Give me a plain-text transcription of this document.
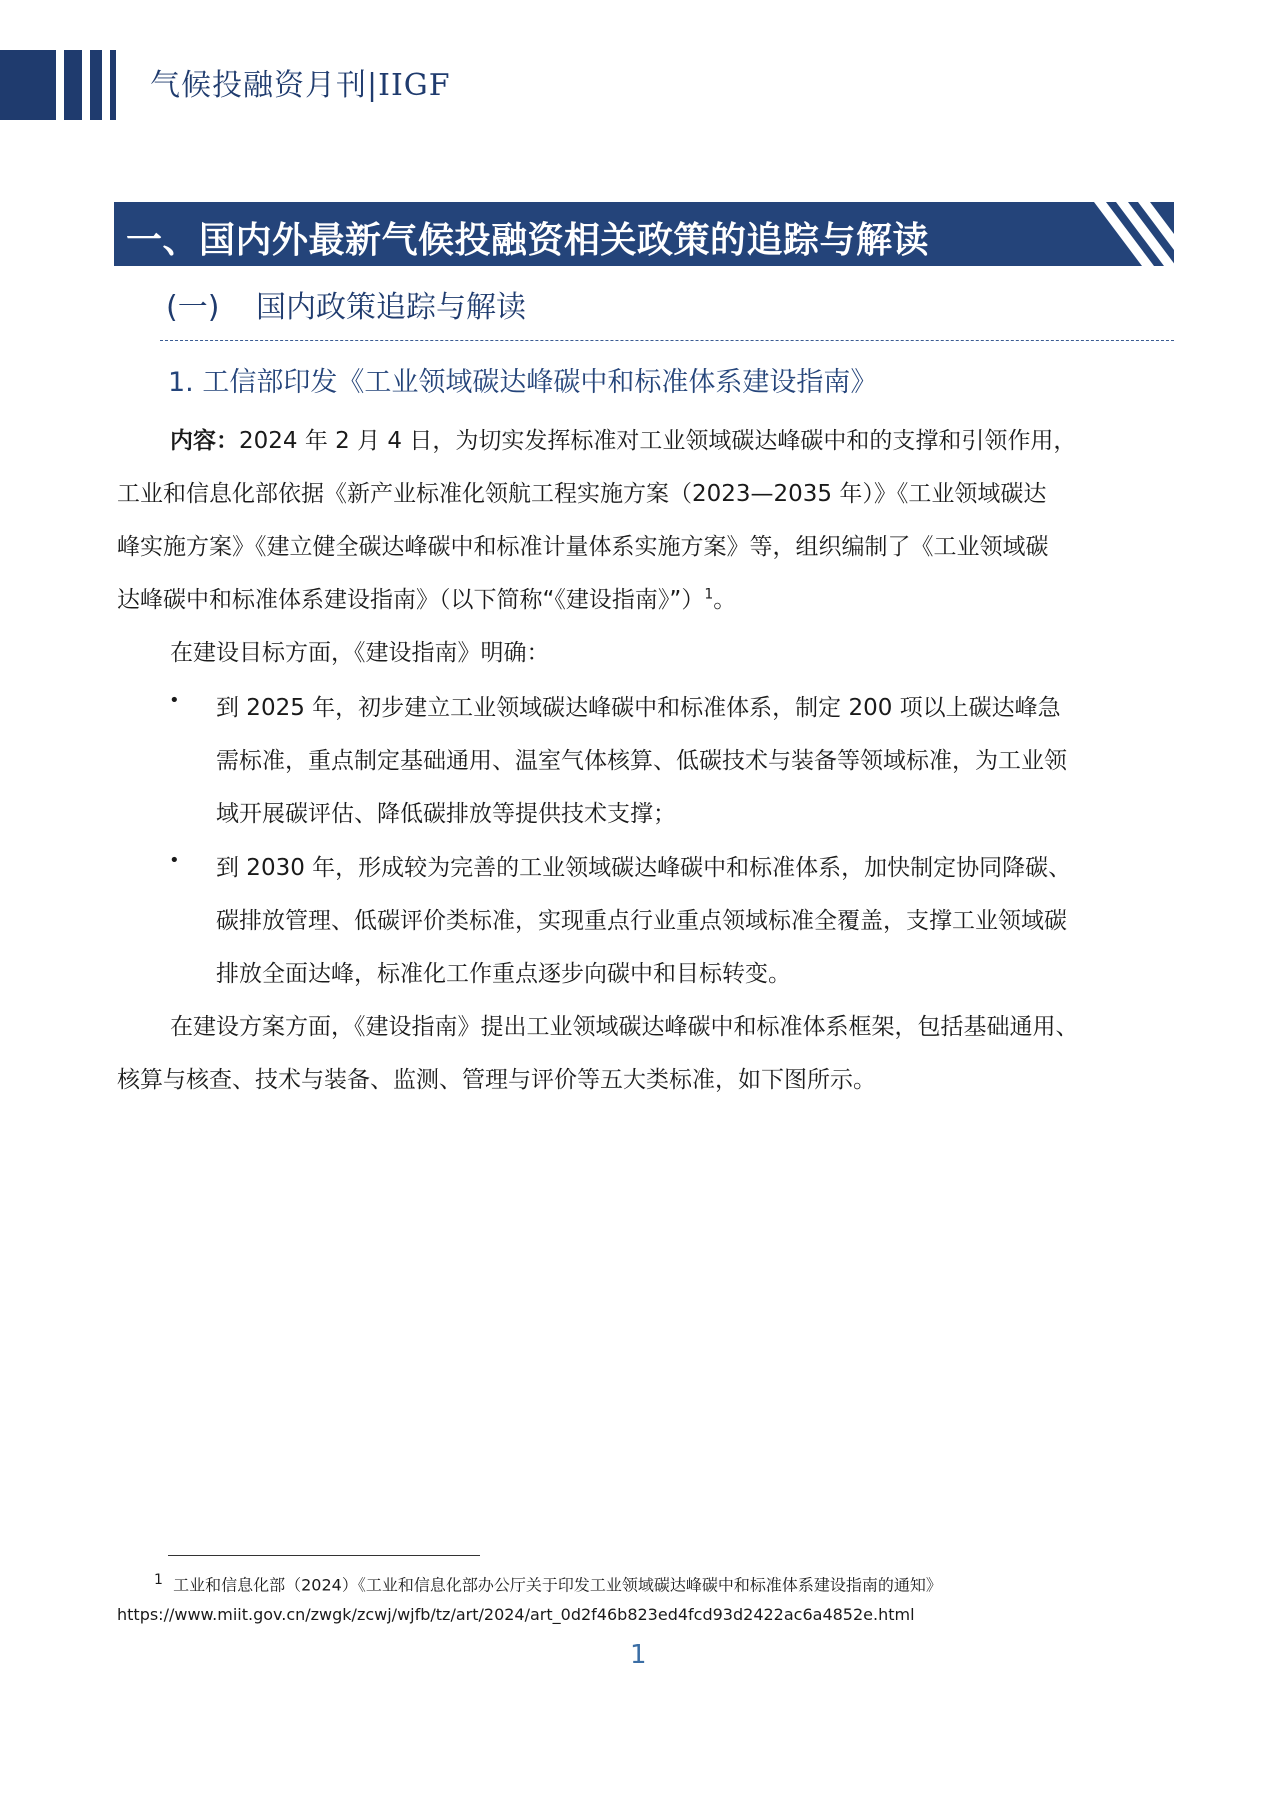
气候投融资月刊|IIGF
一、国内外最新气候投融资相关政策的追踪与解读
(一) 国内政策追踪与解读
1. 工信部印发《工业领域碳达峰碳中和标准体系建设指南》
内容：2024 年 2 月 4 日，为切实发挥标准对工业领域碳达峰碳中和的支撑和引领作用，
工业和信息化部依据《新产业标准化领航工程实施方案（2023—2035 年）》《工业领域碳达
峰实施方案》《建立健全碳达峰碳中和标准计量体系实施方案》等，组织编制了《工业领域碳
达峰碳中和标准体系建设指南》（以下简称“《建设指南》”）$^1$。
在建设目标方面，《建设指南》明确：
• 到 2025 年，初步建立工业领域碳达峰碳中和标准体系，制定 200 项以上碳达峰急
需标准，重点制定基础通用、温室气体核算、低碳技术与装备等领域标准，为工业领
域开展碳评估、降低碳排放等提供技术支撑；
• 到 2030 年，形成较为完善的工业领域碳达峰碳中和标准体系，加快制定协同降碳、
碳排放管理、低碳评价类标准，实现重点行业重点领域标准全覆盖，支撑工业领域碳
排放全面达峰，标准化工作重点逐步向碳中和目标转变。
在建设方案方面，《建设指南》提出工业领域碳达峰碳中和标准体系框架，包括基础通用、
核算与核查、技术与装备、监测、管理与评价等五大类标准，如下图所示。
$^1$ 工业和信息化部（2024）《工业和信息化部办公厅关于印发工业领域碳达峰碳中和标准体系建设指南的通知》
https://www.miit.gov.cn/zwgk/zcwj/wjfb/tz/art/2024/art_0d2f46b823ed4fcd93d2422ac6a4852e.html
1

+--

*To do*
Omit pictures; set down the rest of the material word for word.

*Task response*
Give me a plain-text transcription of this document.
气候投融资月刊|IIGF
一、国内外最新气候投融资相关政策的追踪与解读
(一) 国内政策追踪与解读
1. 工信部印发《工业领域碳达峰碳中和标准体系建设指南》
内容：2024 年 2 月 4 日，为切实发挥标准对工业领域碳达峰碳中和的支撑和引领作用，
工业和信息化部依据《新产业标准化领航工程实施方案（2023—2035 年）》《工业领域碳达
峰实施方案》《建立健全碳达峰碳中和标准计量体系实施方案》等，组织编制了《工业领域碳
达峰碳中和标准体系建设指南》（以下简称“《建设指南》”）$^1$。
在建设目标方面，《建设指南》明确：
• 到 2025 年，初步建立工业领域碳达峰碳中和标准体系，制定 200 项以上碳达峰急
需标准，重点制定基础通用、温室气体核算、低碳技术与装备等领域标准，为工业领
域开展碳评估、降低碳排放等提供技术支撑；
• 到 2030 年，形成较为完善的工业领域碳达峰碳中和标准体系，加快制定协同降碳、
碳排放管理、低碳评价类标准，实现重点行业重点领域标准全覆盖，支撑工业领域碳
排放全面达峰，标准化工作重点逐步向碳中和目标转变。
在建设方案方面，《建设指南》提出工业领域碳达峰碳中和标准体系框架，包括基础通用、
核算与核查、技术与装备、监测、管理与评价等五大类标准，如下图所示。
$^1$ 工业和信息化部（2024）《工业和信息化部办公厅关于印发工业领域碳达峰碳中和标准体系建设指南的通知》
https://www.miit.gov.cn/zwgk/zcwj/wjfb/tz/art/2024/art_0d2f46b823ed4fcd93d2422ac6a4852e.html
1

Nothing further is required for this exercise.